> [AIM] Could you output every one of the lines below without changing a single character?
***** TASK MATERIAL *****
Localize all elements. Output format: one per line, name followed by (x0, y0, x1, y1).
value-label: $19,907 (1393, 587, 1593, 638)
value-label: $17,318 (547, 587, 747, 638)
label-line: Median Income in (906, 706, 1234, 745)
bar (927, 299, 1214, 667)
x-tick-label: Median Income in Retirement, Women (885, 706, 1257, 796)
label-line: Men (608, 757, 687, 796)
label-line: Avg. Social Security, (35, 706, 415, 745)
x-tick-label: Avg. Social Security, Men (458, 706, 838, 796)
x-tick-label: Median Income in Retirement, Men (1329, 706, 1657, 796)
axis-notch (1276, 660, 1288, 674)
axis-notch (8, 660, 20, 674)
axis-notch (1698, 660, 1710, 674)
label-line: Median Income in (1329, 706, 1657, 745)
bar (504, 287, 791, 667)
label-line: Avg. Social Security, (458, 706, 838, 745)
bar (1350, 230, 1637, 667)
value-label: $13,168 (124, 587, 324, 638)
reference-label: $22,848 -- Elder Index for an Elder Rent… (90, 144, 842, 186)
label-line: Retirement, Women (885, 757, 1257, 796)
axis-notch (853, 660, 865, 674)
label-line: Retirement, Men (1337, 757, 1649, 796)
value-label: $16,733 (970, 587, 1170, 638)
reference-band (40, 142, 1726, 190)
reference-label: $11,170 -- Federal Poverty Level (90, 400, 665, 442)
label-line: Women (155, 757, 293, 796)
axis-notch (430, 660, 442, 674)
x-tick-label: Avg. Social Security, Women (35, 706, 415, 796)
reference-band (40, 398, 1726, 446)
*****
> [WRITTEN SOLUTION]
Localize all elements. Output format: one per line, name followed by (x0, y0, x1, y1).
value-label: $19,907 (1393, 587, 1593, 638)
value-label: $17,318 (547, 587, 747, 638)
label-line: Median Income in (906, 706, 1234, 745)
bar (927, 299, 1214, 667)
x-tick-label: Median Income in Retirement, Women (885, 706, 1257, 796)
label-line: Men (608, 757, 687, 796)
label-line: Avg. Social Security, (35, 706, 415, 745)
x-tick-label: Avg. Social Security, Men (458, 706, 838, 796)
x-tick-label: Median Income in Retirement, Men (1329, 706, 1657, 796)
axis-notch (1276, 660, 1288, 674)
axis-notch (8, 660, 20, 674)
axis-notch (1698, 660, 1710, 674)
label-line: Median Income in (1329, 706, 1657, 745)
bar (504, 287, 791, 667)
label-line: Avg. Social Security, (458, 706, 838, 745)
bar (1350, 230, 1637, 667)
value-label: $13,168 (124, 587, 324, 638)
reference-label: $22,848 -- Elder Index for an Elder Rent… (90, 144, 842, 186)
label-line: Retirement, Women (885, 757, 1257, 796)
axis-notch (853, 660, 865, 674)
label-line: Retirement, Men (1337, 757, 1649, 796)
value-label: $16,733 (970, 587, 1170, 638)
reference-band (40, 142, 1726, 190)
reference-label: $11,170 -- Federal Poverty Level (90, 400, 665, 442)
label-line: Women (155, 757, 293, 796)
axis-notch (430, 660, 442, 674)
x-tick-label: Avg. Social Security, Women (35, 706, 415, 796)
reference-band (40, 398, 1726, 446)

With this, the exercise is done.